● What to work on
Return every entry exactly.

Data entries:
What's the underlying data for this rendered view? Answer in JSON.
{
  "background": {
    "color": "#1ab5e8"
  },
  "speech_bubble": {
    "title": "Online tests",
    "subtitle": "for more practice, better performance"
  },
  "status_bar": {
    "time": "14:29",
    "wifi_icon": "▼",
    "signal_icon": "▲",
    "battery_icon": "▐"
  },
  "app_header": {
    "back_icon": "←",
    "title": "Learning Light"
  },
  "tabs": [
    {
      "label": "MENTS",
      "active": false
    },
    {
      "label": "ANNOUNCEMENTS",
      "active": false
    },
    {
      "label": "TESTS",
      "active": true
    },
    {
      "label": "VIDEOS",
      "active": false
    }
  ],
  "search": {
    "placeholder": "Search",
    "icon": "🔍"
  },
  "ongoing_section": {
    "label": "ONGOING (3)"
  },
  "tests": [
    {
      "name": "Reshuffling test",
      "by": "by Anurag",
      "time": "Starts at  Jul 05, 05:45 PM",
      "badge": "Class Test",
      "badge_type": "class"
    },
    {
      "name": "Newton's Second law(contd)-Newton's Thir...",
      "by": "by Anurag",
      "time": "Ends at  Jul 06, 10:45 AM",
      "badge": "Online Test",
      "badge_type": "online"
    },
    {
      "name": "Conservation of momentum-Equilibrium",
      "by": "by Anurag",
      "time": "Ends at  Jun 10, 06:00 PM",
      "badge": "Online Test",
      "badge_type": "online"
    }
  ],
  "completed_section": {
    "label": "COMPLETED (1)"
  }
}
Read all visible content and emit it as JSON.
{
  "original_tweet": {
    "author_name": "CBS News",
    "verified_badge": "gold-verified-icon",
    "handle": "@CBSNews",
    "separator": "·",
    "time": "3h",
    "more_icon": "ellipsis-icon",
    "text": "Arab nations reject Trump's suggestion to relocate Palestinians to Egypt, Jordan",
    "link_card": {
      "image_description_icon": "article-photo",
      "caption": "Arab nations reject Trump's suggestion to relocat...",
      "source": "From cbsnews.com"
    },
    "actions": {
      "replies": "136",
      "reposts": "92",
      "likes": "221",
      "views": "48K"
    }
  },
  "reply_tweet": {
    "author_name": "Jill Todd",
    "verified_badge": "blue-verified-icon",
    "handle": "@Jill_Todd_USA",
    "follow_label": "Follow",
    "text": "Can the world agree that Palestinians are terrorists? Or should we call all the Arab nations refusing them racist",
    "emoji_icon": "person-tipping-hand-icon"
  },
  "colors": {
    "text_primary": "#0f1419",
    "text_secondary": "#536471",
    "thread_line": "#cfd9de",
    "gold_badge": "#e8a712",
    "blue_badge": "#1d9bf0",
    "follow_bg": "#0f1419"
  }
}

● Answer below
What's the underlying data for this rendered view? Answer in JSON.
{
  "background": {
    "color": "#1ab5e8"
  },
  "speech_bubble": {
    "title": "Online tests",
    "subtitle": "for more practice, better performance"
  },
  "status_bar": {
    "time": "14:29",
    "wifi_icon": "▼",
    "signal_icon": "▲",
    "battery_icon": "▐"
  },
  "app_header": {
    "back_icon": "←",
    "title": "Learning Light"
  },
  "tabs": [
    {
      "label": "MENTS",
      "active": false
    },
    {
      "label": "ANNOUNCEMENTS",
      "active": false
    },
    {
      "label": "TESTS",
      "active": true
    },
    {
      "label": "VIDEOS",
      "active": false
    }
  ],
  "search": {
    "placeholder": "Search",
    "icon": "🔍"
  },
  "ongoing_section": {
    "label": "ONGOING (3)"
  },
  "tests": [
    {
      "name": "Reshuffling test",
      "by": "by Anurag",
      "time": "Starts at  Jul 05, 05:45 PM",
      "badge": "Class Test",
      "badge_type": "class"
    },
    {
      "name": "Newton's Second law(contd)-Newton's Thir...",
      "by": "by Anurag",
      "time": "Ends at  Jul 06, 10:45 AM",
      "badge": "Online Test",
      "badge_type": "online"
    },
    {
      "name": "Conservation of momentum-Equilibrium",
      "by": "by Anurag",
      "time": "Ends at  Jun 10, 06:00 PM",
      "badge": "Online Test",
      "badge_type": "online"
    }
  ],
  "completed_section": {
    "label": "COMPLETED (1)"
  }
}
Read all visible content and emit it as JSON.
{
  "original_tweet": {
    "author_name": "CBS News",
    "verified_badge": "gold-verified-icon",
    "handle": "@CBSNews",
    "separator": "·",
    "time": "3h",
    "more_icon": "ellipsis-icon",
    "text": "Arab nations reject Trump's suggestion to relocate Palestinians to Egypt, Jordan",
    "link_card": {
      "image_description_icon": "article-photo",
      "caption": "Arab nations reject Trump's suggestion to relocat...",
      "source": "From cbsnews.com"
    },
    "actions": {
      "replies": "136",
      "reposts": "92",
      "likes": "221",
      "views": "48K"
    }
  },
  "reply_tweet": {
    "author_name": "Jill Todd",
    "verified_badge": "blue-verified-icon",
    "handle": "@Jill_Todd_USA",
    "follow_label": "Follow",
    "text": "Can the world agree that Palestinians are terrorists? Or should we call all the Arab nations refusing them racist",
    "emoji_icon": "person-tipping-hand-icon"
  },
  "colors": {
    "text_primary": "#0f1419",
    "text_secondary": "#536471",
    "thread_line": "#cfd9de",
    "gold_badge": "#e8a712",
    "blue_badge": "#1d9bf0",
    "follow_bg": "#0f1419"
  }
}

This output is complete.